(Data entries for graphics)
══════════

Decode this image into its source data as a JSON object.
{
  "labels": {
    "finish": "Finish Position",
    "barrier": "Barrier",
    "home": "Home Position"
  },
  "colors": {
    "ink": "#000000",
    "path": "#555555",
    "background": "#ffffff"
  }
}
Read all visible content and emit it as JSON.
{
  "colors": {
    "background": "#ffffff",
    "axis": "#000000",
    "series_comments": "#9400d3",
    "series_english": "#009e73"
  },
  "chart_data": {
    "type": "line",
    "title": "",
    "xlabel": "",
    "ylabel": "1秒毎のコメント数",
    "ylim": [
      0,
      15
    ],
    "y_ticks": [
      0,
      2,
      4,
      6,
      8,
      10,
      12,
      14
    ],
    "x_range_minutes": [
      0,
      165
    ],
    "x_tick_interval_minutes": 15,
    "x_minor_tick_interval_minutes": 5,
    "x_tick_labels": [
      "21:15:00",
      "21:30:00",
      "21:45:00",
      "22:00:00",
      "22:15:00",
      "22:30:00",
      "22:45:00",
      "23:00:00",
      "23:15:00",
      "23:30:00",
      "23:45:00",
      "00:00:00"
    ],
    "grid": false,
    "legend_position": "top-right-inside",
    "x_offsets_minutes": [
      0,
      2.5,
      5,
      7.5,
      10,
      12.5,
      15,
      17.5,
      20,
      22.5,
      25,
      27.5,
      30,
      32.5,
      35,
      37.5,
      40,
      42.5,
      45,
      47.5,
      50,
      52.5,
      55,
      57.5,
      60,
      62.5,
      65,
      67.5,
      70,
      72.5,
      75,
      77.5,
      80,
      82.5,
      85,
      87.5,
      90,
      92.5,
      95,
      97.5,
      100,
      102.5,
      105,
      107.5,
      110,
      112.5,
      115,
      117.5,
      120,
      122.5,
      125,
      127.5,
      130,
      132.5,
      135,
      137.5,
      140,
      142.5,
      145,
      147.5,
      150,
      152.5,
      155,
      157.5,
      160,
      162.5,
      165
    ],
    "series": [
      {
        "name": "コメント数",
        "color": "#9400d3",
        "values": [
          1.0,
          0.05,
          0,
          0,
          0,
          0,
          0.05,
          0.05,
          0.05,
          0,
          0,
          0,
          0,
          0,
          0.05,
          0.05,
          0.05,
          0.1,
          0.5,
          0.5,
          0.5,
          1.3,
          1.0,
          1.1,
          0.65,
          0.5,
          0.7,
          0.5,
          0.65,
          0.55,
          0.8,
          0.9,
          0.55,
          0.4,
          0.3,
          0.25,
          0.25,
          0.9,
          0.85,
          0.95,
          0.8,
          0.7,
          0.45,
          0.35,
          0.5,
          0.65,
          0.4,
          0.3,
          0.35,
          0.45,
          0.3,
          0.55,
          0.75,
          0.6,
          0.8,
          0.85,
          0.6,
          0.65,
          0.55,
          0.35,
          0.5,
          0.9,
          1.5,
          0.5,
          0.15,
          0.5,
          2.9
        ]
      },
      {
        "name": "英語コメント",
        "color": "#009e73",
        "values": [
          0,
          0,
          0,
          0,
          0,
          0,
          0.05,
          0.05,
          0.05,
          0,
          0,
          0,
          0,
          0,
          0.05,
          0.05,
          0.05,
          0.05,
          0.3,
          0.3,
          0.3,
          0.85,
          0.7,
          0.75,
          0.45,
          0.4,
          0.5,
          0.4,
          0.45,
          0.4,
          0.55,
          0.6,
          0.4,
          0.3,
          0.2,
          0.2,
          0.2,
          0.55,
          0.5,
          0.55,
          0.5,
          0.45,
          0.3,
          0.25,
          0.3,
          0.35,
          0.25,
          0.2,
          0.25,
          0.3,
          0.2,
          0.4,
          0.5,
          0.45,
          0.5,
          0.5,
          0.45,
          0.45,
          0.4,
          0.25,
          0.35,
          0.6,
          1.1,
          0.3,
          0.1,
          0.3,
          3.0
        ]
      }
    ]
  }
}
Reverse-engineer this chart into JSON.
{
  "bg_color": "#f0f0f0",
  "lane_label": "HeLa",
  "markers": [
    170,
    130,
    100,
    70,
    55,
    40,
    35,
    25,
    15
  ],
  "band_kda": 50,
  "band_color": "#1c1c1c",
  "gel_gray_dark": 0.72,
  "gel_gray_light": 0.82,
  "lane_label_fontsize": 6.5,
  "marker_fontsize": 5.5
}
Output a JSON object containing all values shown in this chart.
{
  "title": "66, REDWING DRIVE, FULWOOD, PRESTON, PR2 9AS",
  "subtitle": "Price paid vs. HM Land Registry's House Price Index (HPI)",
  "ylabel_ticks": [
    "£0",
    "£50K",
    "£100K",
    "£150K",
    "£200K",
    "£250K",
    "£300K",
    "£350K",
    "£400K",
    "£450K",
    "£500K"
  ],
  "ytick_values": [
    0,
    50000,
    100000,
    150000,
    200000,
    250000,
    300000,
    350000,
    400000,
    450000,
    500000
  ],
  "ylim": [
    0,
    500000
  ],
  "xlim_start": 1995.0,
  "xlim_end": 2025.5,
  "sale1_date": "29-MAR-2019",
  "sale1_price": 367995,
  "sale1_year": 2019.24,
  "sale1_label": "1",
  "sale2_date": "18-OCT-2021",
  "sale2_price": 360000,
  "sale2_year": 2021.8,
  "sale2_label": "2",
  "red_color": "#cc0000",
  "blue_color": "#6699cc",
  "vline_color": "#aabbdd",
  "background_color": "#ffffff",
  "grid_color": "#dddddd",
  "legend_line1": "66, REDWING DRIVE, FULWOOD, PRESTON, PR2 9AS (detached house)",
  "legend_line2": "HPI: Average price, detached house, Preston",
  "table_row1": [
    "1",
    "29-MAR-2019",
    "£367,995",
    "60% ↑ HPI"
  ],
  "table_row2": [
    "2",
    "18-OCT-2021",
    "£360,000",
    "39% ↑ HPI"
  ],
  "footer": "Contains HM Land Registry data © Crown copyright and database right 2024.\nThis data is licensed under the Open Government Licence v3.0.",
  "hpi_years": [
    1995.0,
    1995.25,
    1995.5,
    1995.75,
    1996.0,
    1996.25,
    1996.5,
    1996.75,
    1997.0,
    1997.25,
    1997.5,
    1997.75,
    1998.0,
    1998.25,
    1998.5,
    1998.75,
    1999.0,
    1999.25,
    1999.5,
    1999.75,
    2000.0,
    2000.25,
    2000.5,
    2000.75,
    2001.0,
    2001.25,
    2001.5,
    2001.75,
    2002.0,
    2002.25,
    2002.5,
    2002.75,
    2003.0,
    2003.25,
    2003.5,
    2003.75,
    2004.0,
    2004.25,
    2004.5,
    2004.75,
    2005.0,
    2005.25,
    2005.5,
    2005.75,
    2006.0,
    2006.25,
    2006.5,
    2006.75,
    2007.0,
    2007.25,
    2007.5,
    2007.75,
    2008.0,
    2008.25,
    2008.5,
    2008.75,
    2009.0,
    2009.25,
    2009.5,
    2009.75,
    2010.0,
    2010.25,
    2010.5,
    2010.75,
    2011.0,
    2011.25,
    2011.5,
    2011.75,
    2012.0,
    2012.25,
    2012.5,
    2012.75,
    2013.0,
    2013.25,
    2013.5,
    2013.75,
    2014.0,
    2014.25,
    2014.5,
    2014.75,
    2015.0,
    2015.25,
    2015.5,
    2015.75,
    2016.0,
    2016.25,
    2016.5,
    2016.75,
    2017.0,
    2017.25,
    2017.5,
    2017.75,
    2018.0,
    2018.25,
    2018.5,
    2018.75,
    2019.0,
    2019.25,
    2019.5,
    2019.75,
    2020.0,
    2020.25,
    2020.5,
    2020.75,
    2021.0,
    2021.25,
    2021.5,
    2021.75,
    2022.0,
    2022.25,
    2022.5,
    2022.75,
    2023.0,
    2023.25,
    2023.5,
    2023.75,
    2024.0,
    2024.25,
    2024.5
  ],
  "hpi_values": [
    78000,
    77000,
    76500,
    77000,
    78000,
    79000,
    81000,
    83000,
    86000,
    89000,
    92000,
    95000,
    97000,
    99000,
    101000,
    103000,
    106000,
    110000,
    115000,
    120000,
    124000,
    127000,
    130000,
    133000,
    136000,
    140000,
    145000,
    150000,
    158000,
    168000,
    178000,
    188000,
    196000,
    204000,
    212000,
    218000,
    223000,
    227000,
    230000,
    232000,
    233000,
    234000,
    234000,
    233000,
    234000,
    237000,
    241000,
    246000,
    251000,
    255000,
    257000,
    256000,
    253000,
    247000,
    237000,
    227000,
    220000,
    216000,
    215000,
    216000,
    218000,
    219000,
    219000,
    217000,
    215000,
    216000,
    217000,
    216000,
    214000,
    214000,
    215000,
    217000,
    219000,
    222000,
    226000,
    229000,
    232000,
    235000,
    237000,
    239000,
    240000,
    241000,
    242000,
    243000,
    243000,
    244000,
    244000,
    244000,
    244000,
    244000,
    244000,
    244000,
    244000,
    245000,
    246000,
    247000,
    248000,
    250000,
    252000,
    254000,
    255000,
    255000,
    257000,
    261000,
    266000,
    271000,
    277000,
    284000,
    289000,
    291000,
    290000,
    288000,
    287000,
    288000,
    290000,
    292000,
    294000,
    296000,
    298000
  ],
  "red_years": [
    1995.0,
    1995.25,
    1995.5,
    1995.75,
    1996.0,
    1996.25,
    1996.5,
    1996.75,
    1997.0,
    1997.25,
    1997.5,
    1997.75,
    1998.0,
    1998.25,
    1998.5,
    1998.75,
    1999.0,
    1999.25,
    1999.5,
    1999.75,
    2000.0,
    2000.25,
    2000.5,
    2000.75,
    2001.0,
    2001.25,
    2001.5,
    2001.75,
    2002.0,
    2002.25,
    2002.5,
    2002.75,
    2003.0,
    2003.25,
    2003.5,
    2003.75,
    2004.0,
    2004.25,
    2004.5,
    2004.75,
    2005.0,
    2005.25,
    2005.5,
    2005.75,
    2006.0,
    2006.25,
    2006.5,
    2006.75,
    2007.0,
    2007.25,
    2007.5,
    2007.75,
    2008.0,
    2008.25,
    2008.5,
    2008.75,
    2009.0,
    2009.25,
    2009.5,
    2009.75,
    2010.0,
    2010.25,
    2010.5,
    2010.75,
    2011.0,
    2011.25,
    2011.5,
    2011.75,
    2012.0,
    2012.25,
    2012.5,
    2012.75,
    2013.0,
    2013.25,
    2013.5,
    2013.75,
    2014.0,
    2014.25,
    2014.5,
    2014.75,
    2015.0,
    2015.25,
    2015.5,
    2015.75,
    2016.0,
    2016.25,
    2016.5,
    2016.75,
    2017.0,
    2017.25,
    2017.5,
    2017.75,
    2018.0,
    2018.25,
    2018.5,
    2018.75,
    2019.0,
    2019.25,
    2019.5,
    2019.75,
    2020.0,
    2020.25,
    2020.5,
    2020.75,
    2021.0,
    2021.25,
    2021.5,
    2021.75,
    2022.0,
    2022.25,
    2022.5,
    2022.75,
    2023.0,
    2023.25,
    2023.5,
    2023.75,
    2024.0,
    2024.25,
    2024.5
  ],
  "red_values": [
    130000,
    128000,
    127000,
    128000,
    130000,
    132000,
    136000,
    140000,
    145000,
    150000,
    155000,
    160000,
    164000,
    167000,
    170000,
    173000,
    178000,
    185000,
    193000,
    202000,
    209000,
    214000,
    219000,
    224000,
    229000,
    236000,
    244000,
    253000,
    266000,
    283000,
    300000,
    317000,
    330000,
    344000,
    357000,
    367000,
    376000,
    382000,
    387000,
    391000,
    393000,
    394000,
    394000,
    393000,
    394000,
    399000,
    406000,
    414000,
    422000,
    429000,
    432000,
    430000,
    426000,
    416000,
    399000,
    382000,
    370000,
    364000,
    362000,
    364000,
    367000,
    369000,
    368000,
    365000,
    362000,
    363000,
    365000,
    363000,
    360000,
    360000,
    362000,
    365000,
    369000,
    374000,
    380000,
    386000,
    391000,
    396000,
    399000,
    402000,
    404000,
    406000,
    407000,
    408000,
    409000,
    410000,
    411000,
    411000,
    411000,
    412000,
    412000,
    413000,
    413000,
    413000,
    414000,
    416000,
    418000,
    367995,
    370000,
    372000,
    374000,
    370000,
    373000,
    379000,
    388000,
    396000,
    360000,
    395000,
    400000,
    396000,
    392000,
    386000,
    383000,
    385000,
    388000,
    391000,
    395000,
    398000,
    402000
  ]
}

══════════

Task to carry out
Which lines of the data above contain "right"? Copy each one.

Final answer
    "legend_position": "top-right-inside",
  "footer": "Contains HM Land Registry data © Crown copyright and database right 2024.\nThis data is licensed under the Open Government Licence v3.0.",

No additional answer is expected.